Working data.
-- Start --
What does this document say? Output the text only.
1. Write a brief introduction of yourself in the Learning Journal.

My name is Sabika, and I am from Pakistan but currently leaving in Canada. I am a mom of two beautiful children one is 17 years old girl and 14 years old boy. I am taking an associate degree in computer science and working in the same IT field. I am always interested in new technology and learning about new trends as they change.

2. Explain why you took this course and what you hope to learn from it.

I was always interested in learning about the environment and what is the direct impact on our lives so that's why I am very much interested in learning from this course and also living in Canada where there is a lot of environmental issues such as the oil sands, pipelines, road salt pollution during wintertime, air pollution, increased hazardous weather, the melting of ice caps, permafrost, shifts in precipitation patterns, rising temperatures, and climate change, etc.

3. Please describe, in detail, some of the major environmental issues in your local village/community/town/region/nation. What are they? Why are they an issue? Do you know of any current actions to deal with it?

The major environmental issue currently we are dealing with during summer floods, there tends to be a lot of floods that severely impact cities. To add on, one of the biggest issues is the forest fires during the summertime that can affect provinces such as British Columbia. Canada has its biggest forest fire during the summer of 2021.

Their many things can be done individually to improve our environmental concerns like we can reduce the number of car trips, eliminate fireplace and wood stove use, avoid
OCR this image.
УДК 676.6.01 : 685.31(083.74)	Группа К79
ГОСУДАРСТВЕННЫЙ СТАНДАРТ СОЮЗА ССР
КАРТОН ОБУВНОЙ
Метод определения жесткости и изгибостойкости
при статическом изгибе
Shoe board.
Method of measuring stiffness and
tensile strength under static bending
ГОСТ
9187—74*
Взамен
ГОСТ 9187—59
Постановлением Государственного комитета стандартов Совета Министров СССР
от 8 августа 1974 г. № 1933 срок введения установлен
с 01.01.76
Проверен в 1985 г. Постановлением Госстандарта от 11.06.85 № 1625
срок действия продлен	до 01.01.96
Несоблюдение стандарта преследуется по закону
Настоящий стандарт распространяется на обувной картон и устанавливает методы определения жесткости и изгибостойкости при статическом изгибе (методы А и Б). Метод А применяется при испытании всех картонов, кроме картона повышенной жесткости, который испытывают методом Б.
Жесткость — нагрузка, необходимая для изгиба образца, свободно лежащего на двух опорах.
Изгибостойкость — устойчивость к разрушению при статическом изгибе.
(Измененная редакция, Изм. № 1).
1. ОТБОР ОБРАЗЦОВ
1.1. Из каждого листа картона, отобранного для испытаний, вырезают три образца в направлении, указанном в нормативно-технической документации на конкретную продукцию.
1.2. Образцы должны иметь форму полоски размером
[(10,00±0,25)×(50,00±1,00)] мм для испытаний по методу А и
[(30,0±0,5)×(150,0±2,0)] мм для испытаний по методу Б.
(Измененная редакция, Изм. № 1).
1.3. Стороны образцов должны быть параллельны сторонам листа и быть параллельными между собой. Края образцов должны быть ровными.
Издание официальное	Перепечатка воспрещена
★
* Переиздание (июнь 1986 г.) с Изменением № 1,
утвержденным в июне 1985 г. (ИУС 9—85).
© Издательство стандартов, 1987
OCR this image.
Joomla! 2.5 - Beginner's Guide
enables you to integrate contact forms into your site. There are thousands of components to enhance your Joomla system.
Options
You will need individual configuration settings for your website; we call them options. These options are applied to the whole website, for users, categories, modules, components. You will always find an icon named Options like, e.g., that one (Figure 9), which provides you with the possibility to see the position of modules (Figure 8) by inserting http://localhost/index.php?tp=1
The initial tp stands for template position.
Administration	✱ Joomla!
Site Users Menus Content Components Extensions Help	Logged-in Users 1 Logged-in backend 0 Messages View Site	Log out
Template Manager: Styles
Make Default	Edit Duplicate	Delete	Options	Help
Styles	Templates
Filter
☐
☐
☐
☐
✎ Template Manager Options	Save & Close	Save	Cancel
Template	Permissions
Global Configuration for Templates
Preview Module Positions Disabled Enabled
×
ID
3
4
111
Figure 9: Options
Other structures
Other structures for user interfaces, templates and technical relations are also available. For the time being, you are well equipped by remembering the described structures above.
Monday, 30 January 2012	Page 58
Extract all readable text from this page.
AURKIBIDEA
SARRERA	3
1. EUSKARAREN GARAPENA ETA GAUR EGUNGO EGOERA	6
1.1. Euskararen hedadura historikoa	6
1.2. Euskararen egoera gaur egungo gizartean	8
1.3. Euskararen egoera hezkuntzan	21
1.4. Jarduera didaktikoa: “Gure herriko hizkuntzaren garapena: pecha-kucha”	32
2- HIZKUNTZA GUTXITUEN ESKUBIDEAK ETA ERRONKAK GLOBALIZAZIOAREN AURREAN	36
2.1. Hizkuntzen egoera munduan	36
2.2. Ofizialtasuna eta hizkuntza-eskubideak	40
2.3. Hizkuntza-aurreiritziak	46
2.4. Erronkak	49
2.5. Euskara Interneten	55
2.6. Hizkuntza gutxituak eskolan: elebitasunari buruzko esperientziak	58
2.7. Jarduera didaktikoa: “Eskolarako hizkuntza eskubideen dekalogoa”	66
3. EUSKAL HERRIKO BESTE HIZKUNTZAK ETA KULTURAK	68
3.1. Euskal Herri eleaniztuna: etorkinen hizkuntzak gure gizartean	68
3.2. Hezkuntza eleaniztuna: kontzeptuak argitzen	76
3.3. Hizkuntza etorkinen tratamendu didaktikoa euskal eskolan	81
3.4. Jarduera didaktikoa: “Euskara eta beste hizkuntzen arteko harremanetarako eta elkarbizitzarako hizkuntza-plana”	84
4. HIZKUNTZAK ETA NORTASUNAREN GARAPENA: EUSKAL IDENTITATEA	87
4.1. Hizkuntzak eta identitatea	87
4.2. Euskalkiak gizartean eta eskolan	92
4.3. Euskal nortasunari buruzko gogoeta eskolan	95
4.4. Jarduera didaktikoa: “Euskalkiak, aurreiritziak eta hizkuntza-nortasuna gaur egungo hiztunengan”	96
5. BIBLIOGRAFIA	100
-- End --
Go through the records and pull out each line that includes the word "листа".

1.1. Из каждого листа картона, отобранного для испытаний, вырезают три образца в направлении, указанном в нормативно-технической документации на конкретную продукцию.
1.3. Стороны образцов должны быть параллельны сторонам листа и быть параллельными между собой. Края образцов должны быть ровными.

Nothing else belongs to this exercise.